◆ **WHAT IS EXPECTED**:
List every ventricular volume abbreviation that the abstract below on right ventricular strain after atrial septal defect closure says was calculated.

◆ **PASSAGE TO READ**:

Evaluation the changes of strain rate and strain of right ventricular using speckle tracking imaging after transcatheter closure of atrtial septal defect

2009 
Objective:To investigate the changes of right ventricular velocities,strain and strain rate in patients with atrial septal defect(ASD)after transcatheter closure. Methods:Using speckle tracking imaging(STI),the 6 segments of longitudinal peak systolic velocities,peak systolic strain rate (SR),and end systolic strain of the RV free wall and the septum were calculated repeatedly in 25 patients with ASD before surgery and the 3rd day after surgery,and 25 healthy subjects as controls. LVESV,LVEDV,LVSV,RVESV, RVEDV and RVSV were calculated. LV and RV ejection fraction(EF)was measured by Biplane Simpson method. Results:Compared with before closure of ASD,a significant reduction in RV long-axis dimension was noted in 72 hours after ASD closure. In patients with ASD,significantly higher peak systolic velocities were recorded from the RV free wall,compared with that in healthy control subjects. After transcatheter closure of the defect,we observed a significant reduction of peak systolic velocities,which returned to normal physiologic value. Before ASD closure,end systolic strain values were significantly higher,while peak systolic SR values showed a trend to increase,however,no significance compared with control. After transcatheter ASD closure,peak systolic SR and end systolic strain showed a diminishing tendency. However,the difference was not significant. In the patients with ASD,significant higher end systolic strain values and peak systolic velocities were found at the interventricular septum,followed by a significant reduction after ASD closure. Peak systolic SR did not differ significantly from normal values and remained unchanged after closure of the defect. Conclusion:RV longitudinal systolic deformation were not significantly influenced by chronic ventricular volume overload and sudden abolishment of this volume overload. These findings suggest that SR/S are relatively load-stable measures of contractile function in clinic. In contrast,myocardial velocities are load-dependent obviously.

◆ **RECORDS SHOWN**:

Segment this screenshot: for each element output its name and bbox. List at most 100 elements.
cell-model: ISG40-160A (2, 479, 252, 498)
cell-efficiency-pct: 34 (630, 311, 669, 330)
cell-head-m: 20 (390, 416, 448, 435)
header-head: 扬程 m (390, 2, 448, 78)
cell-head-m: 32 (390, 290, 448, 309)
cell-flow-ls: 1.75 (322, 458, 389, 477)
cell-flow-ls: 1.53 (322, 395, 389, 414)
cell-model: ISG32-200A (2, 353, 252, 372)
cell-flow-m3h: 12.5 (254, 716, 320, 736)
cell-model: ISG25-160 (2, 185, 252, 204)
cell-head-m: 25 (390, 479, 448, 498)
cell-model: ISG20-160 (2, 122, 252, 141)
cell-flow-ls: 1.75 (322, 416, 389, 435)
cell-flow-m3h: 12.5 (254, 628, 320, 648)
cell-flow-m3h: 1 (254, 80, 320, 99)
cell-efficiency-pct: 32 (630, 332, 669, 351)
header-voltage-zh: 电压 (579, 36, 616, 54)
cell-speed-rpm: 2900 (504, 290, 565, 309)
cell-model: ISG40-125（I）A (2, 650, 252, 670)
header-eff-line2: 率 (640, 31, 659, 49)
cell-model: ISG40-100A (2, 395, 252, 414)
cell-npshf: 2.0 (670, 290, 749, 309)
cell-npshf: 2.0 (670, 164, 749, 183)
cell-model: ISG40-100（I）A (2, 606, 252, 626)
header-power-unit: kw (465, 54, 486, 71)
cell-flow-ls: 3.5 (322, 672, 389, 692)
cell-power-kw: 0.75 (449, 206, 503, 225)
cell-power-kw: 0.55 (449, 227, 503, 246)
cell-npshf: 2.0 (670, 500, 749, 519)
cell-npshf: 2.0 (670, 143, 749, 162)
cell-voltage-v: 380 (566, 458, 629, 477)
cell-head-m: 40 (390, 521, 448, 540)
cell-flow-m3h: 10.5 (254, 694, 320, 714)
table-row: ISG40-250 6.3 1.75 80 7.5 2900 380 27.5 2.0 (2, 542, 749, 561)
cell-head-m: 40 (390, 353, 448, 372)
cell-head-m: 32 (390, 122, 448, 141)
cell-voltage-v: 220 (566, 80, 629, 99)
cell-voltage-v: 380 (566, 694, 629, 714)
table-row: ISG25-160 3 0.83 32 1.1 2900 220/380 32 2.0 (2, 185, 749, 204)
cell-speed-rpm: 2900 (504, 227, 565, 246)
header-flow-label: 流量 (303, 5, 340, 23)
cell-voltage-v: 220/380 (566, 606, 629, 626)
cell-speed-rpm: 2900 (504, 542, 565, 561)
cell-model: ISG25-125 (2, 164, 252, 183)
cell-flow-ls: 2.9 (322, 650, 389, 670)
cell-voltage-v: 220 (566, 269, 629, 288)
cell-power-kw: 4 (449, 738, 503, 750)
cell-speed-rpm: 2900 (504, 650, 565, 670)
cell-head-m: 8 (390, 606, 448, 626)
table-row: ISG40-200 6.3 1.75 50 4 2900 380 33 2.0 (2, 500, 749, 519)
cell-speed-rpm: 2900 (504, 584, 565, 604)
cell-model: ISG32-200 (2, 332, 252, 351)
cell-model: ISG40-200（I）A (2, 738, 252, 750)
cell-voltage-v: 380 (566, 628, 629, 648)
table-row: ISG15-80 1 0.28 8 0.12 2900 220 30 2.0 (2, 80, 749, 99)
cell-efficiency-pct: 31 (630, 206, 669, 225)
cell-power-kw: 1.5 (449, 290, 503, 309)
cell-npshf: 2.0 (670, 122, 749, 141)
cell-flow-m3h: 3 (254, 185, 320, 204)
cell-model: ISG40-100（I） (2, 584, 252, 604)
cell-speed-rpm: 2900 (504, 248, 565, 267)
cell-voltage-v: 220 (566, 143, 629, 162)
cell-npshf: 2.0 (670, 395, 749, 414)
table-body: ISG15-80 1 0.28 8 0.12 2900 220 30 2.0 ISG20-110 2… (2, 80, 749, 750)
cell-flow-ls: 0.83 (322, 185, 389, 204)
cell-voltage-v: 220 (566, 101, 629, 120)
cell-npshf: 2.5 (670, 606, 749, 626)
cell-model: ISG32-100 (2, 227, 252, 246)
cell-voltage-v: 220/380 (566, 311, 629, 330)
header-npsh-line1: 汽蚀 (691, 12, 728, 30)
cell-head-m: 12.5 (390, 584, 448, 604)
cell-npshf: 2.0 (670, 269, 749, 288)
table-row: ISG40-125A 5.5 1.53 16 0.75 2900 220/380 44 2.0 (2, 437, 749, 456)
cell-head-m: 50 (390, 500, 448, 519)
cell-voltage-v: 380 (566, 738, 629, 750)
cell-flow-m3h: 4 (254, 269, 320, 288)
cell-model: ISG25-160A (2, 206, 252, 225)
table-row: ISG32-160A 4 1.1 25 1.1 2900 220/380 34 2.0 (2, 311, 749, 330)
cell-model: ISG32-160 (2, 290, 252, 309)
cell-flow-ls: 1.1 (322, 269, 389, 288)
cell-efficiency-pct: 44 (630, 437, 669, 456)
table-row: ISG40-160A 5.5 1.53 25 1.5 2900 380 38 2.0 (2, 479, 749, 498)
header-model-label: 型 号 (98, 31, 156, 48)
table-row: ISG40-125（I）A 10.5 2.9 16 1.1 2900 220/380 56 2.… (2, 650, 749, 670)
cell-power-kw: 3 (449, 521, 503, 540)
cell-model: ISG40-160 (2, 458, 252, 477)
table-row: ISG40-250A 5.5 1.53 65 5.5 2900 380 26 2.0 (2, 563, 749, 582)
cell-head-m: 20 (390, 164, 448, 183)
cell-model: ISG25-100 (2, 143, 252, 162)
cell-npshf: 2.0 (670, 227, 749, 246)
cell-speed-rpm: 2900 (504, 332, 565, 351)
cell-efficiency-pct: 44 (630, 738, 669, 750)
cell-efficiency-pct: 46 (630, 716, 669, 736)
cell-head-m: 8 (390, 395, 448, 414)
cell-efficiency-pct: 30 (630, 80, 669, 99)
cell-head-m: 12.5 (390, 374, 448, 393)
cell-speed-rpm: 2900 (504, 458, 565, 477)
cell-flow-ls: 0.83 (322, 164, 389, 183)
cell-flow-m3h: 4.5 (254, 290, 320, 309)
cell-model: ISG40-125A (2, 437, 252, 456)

◆ **RESULT**:
LVESV, LVEDV, LVSV, RVESV, RVEDV, RVSV